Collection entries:
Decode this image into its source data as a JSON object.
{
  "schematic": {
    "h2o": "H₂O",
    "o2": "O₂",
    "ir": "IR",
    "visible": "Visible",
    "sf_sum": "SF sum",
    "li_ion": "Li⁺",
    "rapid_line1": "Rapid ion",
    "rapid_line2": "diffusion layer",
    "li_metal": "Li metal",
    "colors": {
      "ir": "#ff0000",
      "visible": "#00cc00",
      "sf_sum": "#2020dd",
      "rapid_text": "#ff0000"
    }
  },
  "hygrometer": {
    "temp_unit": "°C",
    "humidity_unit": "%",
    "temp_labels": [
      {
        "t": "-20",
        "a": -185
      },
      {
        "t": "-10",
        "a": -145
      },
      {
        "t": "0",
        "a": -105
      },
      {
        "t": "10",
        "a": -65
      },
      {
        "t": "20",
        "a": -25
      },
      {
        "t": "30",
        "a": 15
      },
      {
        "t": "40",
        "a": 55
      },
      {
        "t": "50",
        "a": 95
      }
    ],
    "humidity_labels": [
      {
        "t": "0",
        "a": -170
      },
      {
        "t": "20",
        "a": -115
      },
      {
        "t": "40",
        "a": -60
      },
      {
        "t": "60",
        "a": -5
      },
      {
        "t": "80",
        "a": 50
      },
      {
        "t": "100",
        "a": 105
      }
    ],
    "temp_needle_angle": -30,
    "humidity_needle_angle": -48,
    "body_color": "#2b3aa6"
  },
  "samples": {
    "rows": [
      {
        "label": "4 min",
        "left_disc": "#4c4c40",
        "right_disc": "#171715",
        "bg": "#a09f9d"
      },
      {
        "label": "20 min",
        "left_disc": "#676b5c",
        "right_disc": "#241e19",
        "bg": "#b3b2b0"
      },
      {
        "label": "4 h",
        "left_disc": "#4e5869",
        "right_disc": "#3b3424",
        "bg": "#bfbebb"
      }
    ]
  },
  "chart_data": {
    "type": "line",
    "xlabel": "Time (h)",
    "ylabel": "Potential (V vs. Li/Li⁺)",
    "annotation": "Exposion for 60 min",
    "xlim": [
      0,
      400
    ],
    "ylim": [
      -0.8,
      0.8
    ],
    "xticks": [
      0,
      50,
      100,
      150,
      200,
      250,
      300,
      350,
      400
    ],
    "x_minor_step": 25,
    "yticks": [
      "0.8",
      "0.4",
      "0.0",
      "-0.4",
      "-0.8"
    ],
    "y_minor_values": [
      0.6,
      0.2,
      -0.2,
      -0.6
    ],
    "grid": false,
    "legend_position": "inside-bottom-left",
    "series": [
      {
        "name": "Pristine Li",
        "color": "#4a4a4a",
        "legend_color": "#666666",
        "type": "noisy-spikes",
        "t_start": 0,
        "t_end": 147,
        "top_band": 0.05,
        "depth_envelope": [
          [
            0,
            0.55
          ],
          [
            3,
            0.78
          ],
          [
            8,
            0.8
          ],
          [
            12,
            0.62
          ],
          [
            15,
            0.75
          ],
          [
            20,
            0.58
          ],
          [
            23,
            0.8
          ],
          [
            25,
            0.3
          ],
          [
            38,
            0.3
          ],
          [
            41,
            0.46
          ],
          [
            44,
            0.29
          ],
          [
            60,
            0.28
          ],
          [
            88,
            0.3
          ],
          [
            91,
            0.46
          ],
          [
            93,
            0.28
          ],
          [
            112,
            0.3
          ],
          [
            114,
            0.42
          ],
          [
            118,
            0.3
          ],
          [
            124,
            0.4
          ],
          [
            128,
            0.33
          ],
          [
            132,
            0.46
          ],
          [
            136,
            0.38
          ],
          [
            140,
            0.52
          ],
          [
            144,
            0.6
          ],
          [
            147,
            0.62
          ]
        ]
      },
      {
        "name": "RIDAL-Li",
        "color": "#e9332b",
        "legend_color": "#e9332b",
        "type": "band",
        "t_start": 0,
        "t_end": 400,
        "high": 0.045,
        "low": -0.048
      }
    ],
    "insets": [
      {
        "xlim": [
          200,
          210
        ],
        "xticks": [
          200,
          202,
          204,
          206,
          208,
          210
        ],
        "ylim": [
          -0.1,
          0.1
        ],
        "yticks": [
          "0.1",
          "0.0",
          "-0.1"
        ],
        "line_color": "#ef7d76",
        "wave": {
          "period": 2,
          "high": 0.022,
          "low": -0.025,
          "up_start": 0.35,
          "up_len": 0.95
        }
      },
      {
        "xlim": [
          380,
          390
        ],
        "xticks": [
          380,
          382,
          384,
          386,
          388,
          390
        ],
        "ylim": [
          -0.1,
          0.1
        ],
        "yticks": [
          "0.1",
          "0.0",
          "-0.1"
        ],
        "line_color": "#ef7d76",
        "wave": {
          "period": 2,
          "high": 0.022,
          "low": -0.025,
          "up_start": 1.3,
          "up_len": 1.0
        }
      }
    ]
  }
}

Task statement: What do the records say? Quote them all exactly.

Written response:
Decode this image into its source data as a JSON object.
{
  "schematic": {
    "h2o": "H₂O",
    "o2": "O₂",
    "ir": "IR",
    "visible": "Visible",
    "sf_sum": "SF sum",
    "li_ion": "Li⁺",
    "rapid_line1": "Rapid ion",
    "rapid_line2": "diffusion layer",
    "li_metal": "Li metal",
    "colors": {
      "ir": "#ff0000",
      "visible": "#00cc00",
      "sf_sum": "#2020dd",
      "rapid_text": "#ff0000"
    }
  },
  "hygrometer": {
    "temp_unit": "°C",
    "humidity_unit": "%",
    "temp_labels": [
      {
        "t": "-20",
        "a": -185
      },
      {
        "t": "-10",
        "a": -145
      },
      {
        "t": "0",
        "a": -105
      },
      {
        "t": "10",
        "a": -65
      },
      {
        "t": "20",
        "a": -25
      },
      {
        "t": "30",
        "a": 15
      },
      {
        "t": "40",
        "a": 55
      },
      {
        "t": "50",
        "a": 95
      }
    ],
    "humidity_labels": [
      {
        "t": "0",
        "a": -170
      },
      {
        "t": "20",
        "a": -115
      },
      {
        "t": "40",
        "a": -60
      },
      {
        "t": "60",
        "a": -5
      },
      {
        "t": "80",
        "a": 50
      },
      {
        "t": "100",
        "a": 105
      }
    ],
    "temp_needle_angle": -30,
    "humidity_needle_angle": -48,
    "body_color": "#2b3aa6"
  },
  "samples": {
    "rows": [
      {
        "label": "4 min",
        "left_disc": "#4c4c40",
        "right_disc": "#171715",
        "bg": "#a09f9d"
      },
      {
        "label": "20 min",
        "left_disc": "#676b5c",
        "right_disc": "#241e19",
        "bg": "#b3b2b0"
      },
      {
        "label": "4 h",
        "left_disc": "#4e5869",
        "right_disc": "#3b3424",
        "bg": "#bfbebb"
      }
    ]
  },
  "chart_data": {
    "type": "line",
    "xlabel": "Time (h)",
    "ylabel": "Potential (V vs. Li/Li⁺)",
    "annotation": "Exposion for 60 min",
    "xlim": [
      0,
      400
    ],
    "ylim": [
      -0.8,
      0.8
    ],
    "xticks": [
      0,
      50,
      100,
      150,
      200,
      250,
      300,
      350,
      400
    ],
    "x_minor_step": 25,
    "yticks": [
      "0.8",
      "0.4",
      "0.0",
      "-0.4",
      "-0.8"
    ],
    "y_minor_values": [
      0.6,
      0.2,
      -0.2,
      -0.6
    ],
    "grid": false,
    "legend_position": "inside-bottom-left",
    "series": [
      {
        "name": "Pristine Li",
        "color": "#4a4a4a",
        "legend_color": "#666666",
        "type": "noisy-spikes",
        "t_start": 0,
        "t_end": 147,
        "top_band": 0.05,
        "depth_envelope": [
          [
            0,
            0.55
          ],
          [
            3,
            0.78
          ],
          [
            8,
            0.8
          ],
          [
            12,
            0.62
          ],
          [
            15,
            0.75
          ],
          [
            20,
            0.58
          ],
          [
            23,
            0.8
          ],
          [
            25,
            0.3
          ],
          [
            38,
            0.3
          ],
          [
            41,
            0.46
          ],
          [
            44,
            0.29
          ],
          [
            60,
            0.28
          ],
          [
            88,
            0.3
          ],
          [
            91,
            0.46
          ],
          [
            93,
            0.28
          ],
          [
            112,
            0.3
          ],
          [
            114,
            0.42
          ],
          [
            118,
            0.3
          ],
          [
            124,
            0.4
          ],
          [
            128,
            0.33
          ],
          [
            132,
            0.46
          ],
          [
            136,
            0.38
          ],
          [
            140,
            0.52
          ],
          [
            144,
            0.6
          ],
          [
            147,
            0.62
          ]
        ]
      },
      {
        "name": "RIDAL-Li",
        "color": "#e9332b",
        "legend_color": "#e9332b",
        "type": "band",
        "t_start": 0,
        "t_end": 400,
        "high": 0.045,
        "low": -0.048
      }
    ],
    "insets": [
      {
        "xlim": [
          200,
          210
        ],
        "xticks": [
          200,
          202,
          204,
          206,
          208,
          210
        ],
        "ylim": [
          -0.1,
          0.1
        ],
        "yticks": [
          "0.1",
          "0.0",
          "-0.1"
        ],
        "line_color": "#ef7d76",
        "wave": {
          "period": 2,
          "high": 0.022,
          "low": -0.025,
          "up_start": 0.35,
          "up_len": 0.95
        }
      },
      {
        "xlim": [
          380,
          390
        ],
        "xticks": [
          380,
          382,
          384,
          386,
          388,
          390
        ],
        "ylim": [
          -0.1,
          0.1
        ],
        "yticks": [
          "0.1",
          "0.0",
          "-0.1"
        ],
        "line_color": "#ef7d76",
        "wave": {
          "period": 2,
          "high": 0.022,
          "low": -0.025,
          "up_start": 1.3,
          "up_len": 1.0
        }
      }
    ]
  }
}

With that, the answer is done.